- To do
Scan the material that follows. Copy every line containing the word "marker".

# # #

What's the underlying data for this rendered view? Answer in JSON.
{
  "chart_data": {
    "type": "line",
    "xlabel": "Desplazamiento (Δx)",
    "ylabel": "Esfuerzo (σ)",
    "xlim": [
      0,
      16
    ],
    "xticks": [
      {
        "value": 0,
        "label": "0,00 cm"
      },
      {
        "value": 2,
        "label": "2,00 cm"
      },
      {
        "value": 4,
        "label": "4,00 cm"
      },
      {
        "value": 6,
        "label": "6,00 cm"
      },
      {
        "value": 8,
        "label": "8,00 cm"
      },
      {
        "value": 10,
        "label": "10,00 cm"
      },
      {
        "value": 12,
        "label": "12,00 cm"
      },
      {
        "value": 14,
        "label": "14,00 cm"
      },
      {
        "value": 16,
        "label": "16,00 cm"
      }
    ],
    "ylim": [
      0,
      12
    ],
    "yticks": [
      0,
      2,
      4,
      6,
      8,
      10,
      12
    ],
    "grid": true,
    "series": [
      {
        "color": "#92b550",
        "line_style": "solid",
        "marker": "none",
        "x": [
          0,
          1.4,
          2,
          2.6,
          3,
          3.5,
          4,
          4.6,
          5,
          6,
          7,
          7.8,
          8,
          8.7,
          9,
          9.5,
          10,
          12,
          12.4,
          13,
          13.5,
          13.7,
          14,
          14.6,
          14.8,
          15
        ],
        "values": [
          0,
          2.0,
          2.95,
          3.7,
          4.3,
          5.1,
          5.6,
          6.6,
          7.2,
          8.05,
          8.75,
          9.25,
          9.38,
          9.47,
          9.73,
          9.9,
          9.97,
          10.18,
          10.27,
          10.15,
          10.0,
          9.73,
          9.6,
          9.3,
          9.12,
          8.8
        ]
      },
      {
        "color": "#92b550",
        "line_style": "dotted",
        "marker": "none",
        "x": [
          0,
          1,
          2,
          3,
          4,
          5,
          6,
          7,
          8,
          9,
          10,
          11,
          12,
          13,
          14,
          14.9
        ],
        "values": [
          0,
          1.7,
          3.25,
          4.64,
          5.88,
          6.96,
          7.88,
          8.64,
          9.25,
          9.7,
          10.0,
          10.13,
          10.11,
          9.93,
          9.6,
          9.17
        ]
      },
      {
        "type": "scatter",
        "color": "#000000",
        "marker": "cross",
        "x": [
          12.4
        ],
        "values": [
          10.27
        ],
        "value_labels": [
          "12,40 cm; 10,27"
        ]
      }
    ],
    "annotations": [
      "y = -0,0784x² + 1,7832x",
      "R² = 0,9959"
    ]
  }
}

# # #

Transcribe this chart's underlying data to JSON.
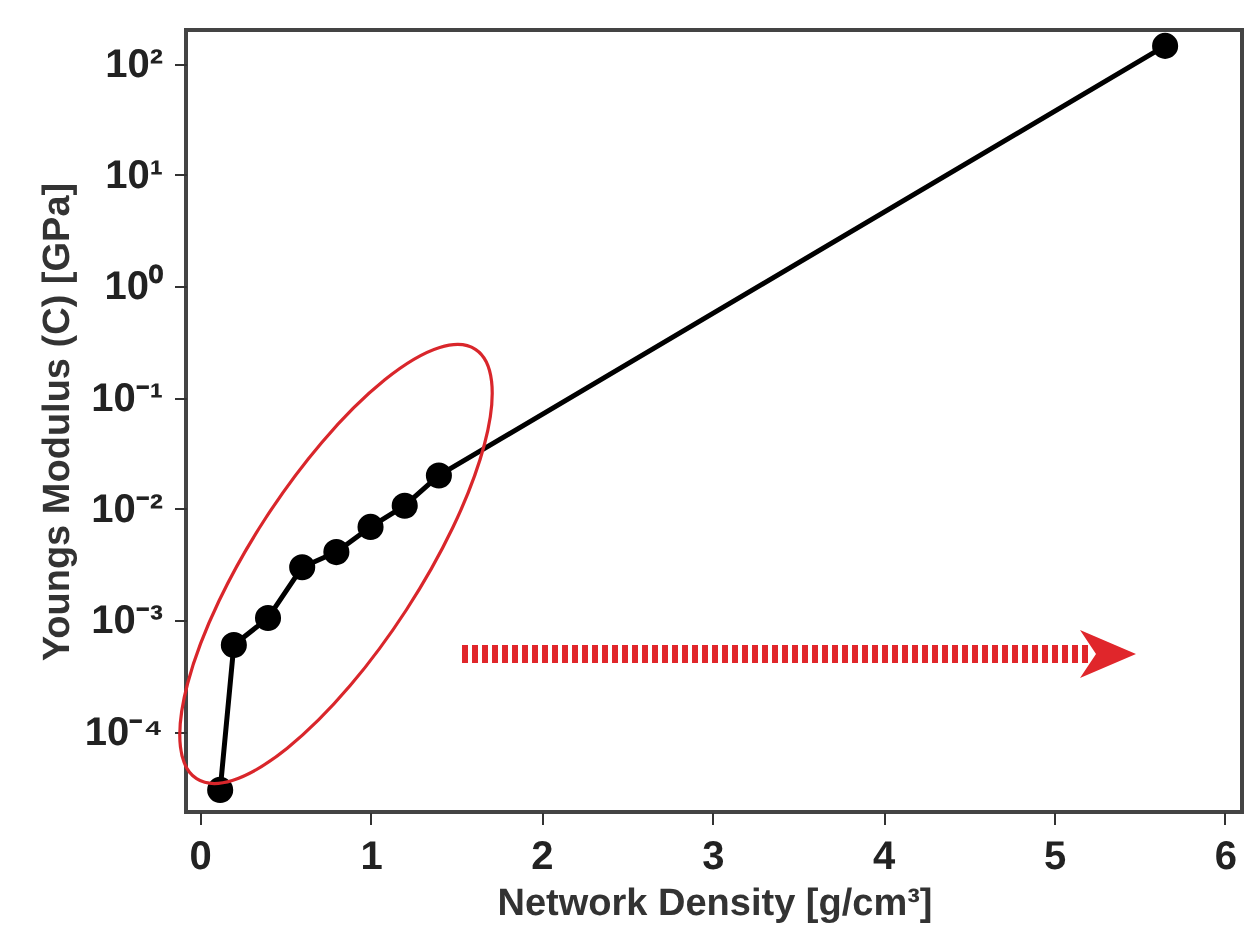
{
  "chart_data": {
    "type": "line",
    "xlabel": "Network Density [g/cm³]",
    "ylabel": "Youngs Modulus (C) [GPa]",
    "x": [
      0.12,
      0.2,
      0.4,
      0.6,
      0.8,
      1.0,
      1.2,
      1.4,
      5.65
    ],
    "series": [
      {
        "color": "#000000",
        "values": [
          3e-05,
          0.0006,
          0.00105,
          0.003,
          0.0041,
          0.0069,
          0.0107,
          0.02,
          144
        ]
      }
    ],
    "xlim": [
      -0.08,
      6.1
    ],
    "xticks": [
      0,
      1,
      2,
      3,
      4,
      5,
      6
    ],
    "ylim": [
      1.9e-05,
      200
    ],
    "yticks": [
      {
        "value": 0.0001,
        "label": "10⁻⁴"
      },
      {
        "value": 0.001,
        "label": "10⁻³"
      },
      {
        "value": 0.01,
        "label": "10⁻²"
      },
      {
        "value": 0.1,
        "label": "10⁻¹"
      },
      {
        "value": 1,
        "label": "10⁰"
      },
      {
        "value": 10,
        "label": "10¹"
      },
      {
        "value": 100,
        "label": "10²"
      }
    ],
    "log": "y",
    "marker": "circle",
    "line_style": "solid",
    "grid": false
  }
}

# # #

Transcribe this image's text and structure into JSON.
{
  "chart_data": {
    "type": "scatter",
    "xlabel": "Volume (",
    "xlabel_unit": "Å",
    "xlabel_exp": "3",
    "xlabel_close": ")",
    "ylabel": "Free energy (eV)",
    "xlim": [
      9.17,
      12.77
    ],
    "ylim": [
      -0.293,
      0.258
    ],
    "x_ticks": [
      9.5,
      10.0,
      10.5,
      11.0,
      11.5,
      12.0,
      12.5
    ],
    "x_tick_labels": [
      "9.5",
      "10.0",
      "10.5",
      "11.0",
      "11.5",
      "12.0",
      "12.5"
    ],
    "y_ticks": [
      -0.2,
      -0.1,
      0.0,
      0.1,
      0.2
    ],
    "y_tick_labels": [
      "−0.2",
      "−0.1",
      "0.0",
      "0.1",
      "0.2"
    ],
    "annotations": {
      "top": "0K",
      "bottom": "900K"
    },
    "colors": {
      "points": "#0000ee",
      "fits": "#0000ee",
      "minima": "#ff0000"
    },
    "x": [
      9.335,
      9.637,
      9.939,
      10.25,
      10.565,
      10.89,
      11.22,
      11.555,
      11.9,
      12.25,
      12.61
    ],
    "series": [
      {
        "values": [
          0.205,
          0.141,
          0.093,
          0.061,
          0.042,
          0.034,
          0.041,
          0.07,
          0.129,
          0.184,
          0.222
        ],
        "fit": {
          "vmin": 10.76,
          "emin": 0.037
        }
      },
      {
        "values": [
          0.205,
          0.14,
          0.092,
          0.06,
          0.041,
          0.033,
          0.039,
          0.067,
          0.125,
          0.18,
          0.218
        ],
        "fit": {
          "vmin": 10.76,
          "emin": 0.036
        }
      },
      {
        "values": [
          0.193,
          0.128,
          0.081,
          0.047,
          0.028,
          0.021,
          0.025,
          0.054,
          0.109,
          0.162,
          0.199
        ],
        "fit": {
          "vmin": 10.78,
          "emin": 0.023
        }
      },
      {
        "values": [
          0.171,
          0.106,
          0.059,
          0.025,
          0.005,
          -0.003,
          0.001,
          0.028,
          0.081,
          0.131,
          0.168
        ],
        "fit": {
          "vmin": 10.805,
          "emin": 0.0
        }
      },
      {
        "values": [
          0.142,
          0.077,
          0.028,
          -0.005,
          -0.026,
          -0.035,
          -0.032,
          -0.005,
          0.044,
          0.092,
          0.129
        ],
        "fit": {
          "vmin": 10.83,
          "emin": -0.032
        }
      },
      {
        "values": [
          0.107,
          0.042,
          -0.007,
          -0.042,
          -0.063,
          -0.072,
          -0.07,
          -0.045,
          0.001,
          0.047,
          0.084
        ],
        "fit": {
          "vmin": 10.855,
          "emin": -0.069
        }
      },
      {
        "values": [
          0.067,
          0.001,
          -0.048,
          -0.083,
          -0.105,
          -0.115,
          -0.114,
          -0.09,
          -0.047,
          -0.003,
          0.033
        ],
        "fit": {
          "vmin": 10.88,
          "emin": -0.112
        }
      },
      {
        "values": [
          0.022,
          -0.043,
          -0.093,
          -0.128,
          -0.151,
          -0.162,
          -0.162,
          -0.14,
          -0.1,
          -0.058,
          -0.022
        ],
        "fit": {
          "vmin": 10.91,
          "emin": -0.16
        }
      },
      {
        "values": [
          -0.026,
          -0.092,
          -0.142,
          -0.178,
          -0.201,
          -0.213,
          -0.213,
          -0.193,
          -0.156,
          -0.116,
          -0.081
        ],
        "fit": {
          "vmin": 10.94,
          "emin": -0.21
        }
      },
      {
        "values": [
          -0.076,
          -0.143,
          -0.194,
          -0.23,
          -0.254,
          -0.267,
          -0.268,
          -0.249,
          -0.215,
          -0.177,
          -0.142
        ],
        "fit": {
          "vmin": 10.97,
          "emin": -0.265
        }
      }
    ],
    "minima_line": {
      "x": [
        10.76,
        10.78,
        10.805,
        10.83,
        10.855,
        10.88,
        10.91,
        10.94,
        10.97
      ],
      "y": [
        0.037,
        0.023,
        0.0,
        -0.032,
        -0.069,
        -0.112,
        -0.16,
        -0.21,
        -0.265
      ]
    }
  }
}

# # #

- Correct answer
        "marker": "none",
        "marker": "none",
        "marker": "cross",
    "marker": "circle",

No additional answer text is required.